→ GOAL
Give every line below again, exactly.

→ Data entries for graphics
------------------------
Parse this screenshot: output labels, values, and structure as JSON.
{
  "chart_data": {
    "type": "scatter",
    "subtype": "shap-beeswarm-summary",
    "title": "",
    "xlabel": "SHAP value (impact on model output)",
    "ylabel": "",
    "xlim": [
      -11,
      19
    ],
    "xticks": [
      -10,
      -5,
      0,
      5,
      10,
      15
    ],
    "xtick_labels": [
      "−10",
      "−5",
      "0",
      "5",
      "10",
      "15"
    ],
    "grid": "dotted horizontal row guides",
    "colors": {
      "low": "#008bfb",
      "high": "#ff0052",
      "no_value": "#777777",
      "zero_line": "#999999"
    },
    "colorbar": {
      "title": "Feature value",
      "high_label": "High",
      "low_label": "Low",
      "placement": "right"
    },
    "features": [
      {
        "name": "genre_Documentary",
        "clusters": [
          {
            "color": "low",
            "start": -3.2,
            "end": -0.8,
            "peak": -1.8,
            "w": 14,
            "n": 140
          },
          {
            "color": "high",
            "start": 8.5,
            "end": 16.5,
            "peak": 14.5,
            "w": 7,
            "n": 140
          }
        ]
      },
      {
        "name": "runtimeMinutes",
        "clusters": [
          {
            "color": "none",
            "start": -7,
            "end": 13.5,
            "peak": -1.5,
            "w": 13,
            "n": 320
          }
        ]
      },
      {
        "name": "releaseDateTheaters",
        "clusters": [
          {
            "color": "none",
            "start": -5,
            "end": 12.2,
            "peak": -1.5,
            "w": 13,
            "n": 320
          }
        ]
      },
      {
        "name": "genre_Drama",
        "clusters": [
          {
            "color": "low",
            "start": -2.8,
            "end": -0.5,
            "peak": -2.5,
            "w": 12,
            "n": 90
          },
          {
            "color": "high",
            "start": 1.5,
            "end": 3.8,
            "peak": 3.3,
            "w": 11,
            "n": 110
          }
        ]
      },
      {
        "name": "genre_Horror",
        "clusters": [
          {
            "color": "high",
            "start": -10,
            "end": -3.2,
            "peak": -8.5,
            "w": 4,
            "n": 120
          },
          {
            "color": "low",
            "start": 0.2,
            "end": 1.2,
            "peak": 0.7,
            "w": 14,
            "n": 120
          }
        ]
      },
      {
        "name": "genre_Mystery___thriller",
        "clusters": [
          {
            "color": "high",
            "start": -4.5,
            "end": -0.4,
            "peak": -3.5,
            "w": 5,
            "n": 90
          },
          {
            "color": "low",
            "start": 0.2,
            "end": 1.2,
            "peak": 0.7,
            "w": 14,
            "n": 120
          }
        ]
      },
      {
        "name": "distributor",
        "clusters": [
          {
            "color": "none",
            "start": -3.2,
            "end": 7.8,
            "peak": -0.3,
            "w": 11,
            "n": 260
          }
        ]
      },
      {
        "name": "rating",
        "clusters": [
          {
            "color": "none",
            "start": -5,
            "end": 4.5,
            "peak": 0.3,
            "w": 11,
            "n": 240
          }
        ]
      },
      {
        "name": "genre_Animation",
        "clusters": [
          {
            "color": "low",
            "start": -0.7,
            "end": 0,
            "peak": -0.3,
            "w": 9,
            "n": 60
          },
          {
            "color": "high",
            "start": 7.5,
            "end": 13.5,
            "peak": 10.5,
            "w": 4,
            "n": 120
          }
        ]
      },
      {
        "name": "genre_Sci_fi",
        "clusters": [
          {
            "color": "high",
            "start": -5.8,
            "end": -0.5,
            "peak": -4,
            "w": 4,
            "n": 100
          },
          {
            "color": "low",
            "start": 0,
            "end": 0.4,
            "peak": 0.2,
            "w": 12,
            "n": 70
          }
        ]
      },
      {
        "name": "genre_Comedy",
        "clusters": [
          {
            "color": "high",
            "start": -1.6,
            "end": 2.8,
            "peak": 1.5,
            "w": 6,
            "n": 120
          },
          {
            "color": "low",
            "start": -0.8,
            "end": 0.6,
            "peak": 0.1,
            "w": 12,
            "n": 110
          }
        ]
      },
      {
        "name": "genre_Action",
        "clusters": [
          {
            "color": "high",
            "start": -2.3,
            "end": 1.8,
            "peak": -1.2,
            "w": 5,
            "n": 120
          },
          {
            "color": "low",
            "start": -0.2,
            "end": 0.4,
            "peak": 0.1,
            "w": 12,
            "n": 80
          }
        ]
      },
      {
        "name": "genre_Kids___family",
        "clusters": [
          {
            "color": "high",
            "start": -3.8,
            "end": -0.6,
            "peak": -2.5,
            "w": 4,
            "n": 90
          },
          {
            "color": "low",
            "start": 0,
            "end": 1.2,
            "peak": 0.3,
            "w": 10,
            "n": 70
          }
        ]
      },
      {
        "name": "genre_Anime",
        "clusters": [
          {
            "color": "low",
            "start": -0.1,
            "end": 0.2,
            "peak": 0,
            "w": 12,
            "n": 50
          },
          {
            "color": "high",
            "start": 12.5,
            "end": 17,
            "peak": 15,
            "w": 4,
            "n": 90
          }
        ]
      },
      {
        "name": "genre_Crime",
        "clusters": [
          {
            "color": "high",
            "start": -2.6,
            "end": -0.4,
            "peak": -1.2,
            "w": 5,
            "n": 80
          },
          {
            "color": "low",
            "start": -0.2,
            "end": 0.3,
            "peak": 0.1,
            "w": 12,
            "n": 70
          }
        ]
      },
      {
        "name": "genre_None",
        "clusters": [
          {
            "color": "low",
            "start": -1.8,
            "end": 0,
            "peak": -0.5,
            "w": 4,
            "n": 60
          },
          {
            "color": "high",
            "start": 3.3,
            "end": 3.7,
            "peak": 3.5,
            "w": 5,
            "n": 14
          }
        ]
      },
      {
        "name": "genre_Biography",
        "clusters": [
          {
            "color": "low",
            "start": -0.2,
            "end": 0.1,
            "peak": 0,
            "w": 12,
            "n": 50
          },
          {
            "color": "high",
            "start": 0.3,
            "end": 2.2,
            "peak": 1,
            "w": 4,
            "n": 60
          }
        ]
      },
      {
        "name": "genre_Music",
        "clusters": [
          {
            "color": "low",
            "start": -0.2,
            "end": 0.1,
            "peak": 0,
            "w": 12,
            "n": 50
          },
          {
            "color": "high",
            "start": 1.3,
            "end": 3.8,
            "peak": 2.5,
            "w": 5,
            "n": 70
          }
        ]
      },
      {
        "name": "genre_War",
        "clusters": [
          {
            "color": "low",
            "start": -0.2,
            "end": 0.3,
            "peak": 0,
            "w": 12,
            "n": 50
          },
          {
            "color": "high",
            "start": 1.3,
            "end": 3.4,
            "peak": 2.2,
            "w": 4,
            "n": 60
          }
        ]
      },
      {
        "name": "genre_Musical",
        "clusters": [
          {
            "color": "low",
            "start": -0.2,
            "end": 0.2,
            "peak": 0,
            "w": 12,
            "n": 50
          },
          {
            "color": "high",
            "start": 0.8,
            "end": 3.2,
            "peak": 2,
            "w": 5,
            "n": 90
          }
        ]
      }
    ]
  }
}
------------------------
→ RESULT FOR THIS TASK
Parse this screenshot: output labels, values, and structure as JSON.
{
  "chart_data": {
    "type": "scatter",
    "subtype": "shap-beeswarm-summary",
    "title": "",
    "xlabel": "SHAP value (impact on model output)",
    "ylabel": "",
    "xlim": [
      -11,
      19
    ],
    "xticks": [
      -10,
      -5,
      0,
      5,
      10,
      15
    ],
    "xtick_labels": [
      "−10",
      "−5",
      "0",
      "5",
      "10",
      "15"
    ],
    "grid": "dotted horizontal row guides",
    "colors": {
      "low": "#008bfb",
      "high": "#ff0052",
      "no_value": "#777777",
      "zero_line": "#999999"
    },
    "colorbar": {
      "title": "Feature value",
      "high_label": "High",
      "low_label": "Low",
      "placement": "right"
    },
    "features": [
      {
        "name": "genre_Documentary",
        "clusters": [
          {
            "color": "low",
            "start": -3.2,
            "end": -0.8,
            "peak": -1.8,
            "w": 14,
            "n": 140
          },
          {
            "color": "high",
            "start": 8.5,
            "end": 16.5,
            "peak": 14.5,
            "w": 7,
            "n": 140
          }
        ]
      },
      {
        "name": "runtimeMinutes",
        "clusters": [
          {
            "color": "none",
            "start": -7,
            "end": 13.5,
            "peak": -1.5,
            "w": 13,
            "n": 320
          }
        ]
      },
      {
        "name": "releaseDateTheaters",
        "clusters": [
          {
            "color": "none",
            "start": -5,
            "end": 12.2,
            "peak": -1.5,
            "w": 13,
            "n": 320
          }
        ]
      },
      {
        "name": "genre_Drama",
        "clusters": [
          {
            "color": "low",
            "start": -2.8,
            "end": -0.5,
            "peak": -2.5,
            "w": 12,
            "n": 90
          },
          {
            "color": "high",
            "start": 1.5,
            "end": 3.8,
            "peak": 3.3,
            "w": 11,
            "n": 110
          }
        ]
      },
      {
        "name": "genre_Horror",
        "clusters": [
          {
            "color": "high",
            "start": -10,
            "end": -3.2,
            "peak": -8.5,
            "w": 4,
            "n": 120
          },
          {
            "color": "low",
            "start": 0.2,
            "end": 1.2,
            "peak": 0.7,
            "w": 14,
            "n": 120
          }
        ]
      },
      {
        "name": "genre_Mystery___thriller",
        "clusters": [
          {
            "color": "high",
            "start": -4.5,
            "end": -0.4,
            "peak": -3.5,
            "w": 5,
            "n": 90
          },
          {
            "color": "low",
            "start": 0.2,
            "end": 1.2,
            "peak": 0.7,
            "w": 14,
            "n": 120
          }
        ]
      },
      {
        "name": "distributor",
        "clusters": [
          {
            "color": "none",
            "start": -3.2,
            "end": 7.8,
            "peak": -0.3,
            "w": 11,
            "n": 260
          }
        ]
      },
      {
        "name": "rating",
        "clusters": [
          {
            "color": "none",
            "start": -5,
            "end": 4.5,
            "peak": 0.3,
            "w": 11,
            "n": 240
          }
        ]
      },
      {
        "name": "genre_Animation",
        "clusters": [
          {
            "color": "low",
            "start": -0.7,
            "end": 0,
            "peak": -0.3,
            "w": 9,
            "n": 60
          },
          {
            "color": "high",
            "start": 7.5,
            "end": 13.5,
            "peak": 10.5,
            "w": 4,
            "n": 120
          }
        ]
      },
      {
        "name": "genre_Sci_fi",
        "clusters": [
          {
            "color": "high",
            "start": -5.8,
            "end": -0.5,
            "peak": -4,
            "w": 4,
            "n": 100
          },
          {
            "color": "low",
            "start": 0,
            "end": 0.4,
            "peak": 0.2,
            "w": 12,
            "n": 70
          }
        ]
      },
      {
        "name": "genre_Comedy",
        "clusters": [
          {
            "color": "high",
            "start": -1.6,
            "end": 2.8,
            "peak": 1.5,
            "w": 6,
            "n": 120
          },
          {
            "color": "low",
            "start": -0.8,
            "end": 0.6,
            "peak": 0.1,
            "w": 12,
            "n": 110
          }
        ]
      },
      {
        "name": "genre_Action",
        "clusters": [
          {
            "color": "high",
            "start": -2.3,
            "end": 1.8,
            "peak": -1.2,
            "w": 5,
            "n": 120
          },
          {
            "color": "low",
            "start": -0.2,
            "end": 0.4,
            "peak": 0.1,
            "w": 12,
            "n": 80
          }
        ]
      },
      {
        "name": "genre_Kids___family",
        "clusters": [
          {
            "color": "high",
            "start": -3.8,
            "end": -0.6,
            "peak": -2.5,
            "w": 4,
            "n": 90
          },
          {
            "color": "low",
            "start": 0,
            "end": 1.2,
            "peak": 0.3,
            "w": 10,
            "n": 70
          }
        ]
      },
      {
        "name": "genre_Anime",
        "clusters": [
          {
            "color": "low",
            "start": -0.1,
            "end": 0.2,
            "peak": 0,
            "w": 12,
            "n": 50
          },
          {
            "color": "high",
            "start": 12.5,
            "end": 17,
            "peak": 15,
            "w": 4,
            "n": 90
          }
        ]
      },
      {
        "name": "genre_Crime",
        "clusters": [
          {
            "color": "high",
            "start": -2.6,
            "end": -0.4,
            "peak": -1.2,
            "w": 5,
            "n": 80
          },
          {
            "color": "low",
            "start": -0.2,
            "end": 0.3,
            "peak": 0.1,
            "w": 12,
            "n": 70
          }
        ]
      },
      {
        "name": "genre_None",
        "clusters": [
          {
            "color": "low",
            "start": -1.8,
            "end": 0,
            "peak": -0.5,
            "w": 4,
            "n": 60
          },
          {
            "color": "high",
            "start": 3.3,
            "end": 3.7,
            "peak": 3.5,
            "w": 5,
            "n": 14
          }
        ]
      },
      {
        "name": "genre_Biography",
        "clusters": [
          {
            "color": "low",
            "start": -0.2,
            "end": 0.1,
            "peak": 0,
            "w": 12,
            "n": 50
          },
          {
            "color": "high",
            "start": 0.3,
            "end": 2.2,
            "peak": 1,
            "w": 4,
            "n": 60
          }
        ]
      },
      {
        "name": "genre_Music",
        "clusters": [
          {
            "color": "low",
            "start": -0.2,
            "end": 0.1,
            "peak": 0,
            "w": 12,
            "n": 50
          },
          {
            "color": "high",
            "start": 1.3,
            "end": 3.8,
            "peak": 2.5,
            "w": 5,
            "n": 70
          }
        ]
      },
      {
        "name": "genre_War",
        "clusters": [
          {
            "color": "low",
            "start": -0.2,
            "end": 0.3,
            "peak": 0,
            "w": 12,
            "n": 50
          },
          {
            "color": "high",
            "start": 1.3,
            "end": 3.4,
            "peak": 2.2,
            "w": 4,
            "n": 60
          }
        ]
      },
      {
        "name": "genre_Musical",
        "clusters": [
          {
            "color": "low",
            "start": -0.2,
            "end": 0.2,
            "peak": 0,
            "w": 12,
            "n": 50
          },
          {
            "color": "high",
            "start": 0.8,
            "end": 3.2,
            "peak": 2,
            "w": 5,
            "n": 90
          }
        ]
      }
    ]
  }
}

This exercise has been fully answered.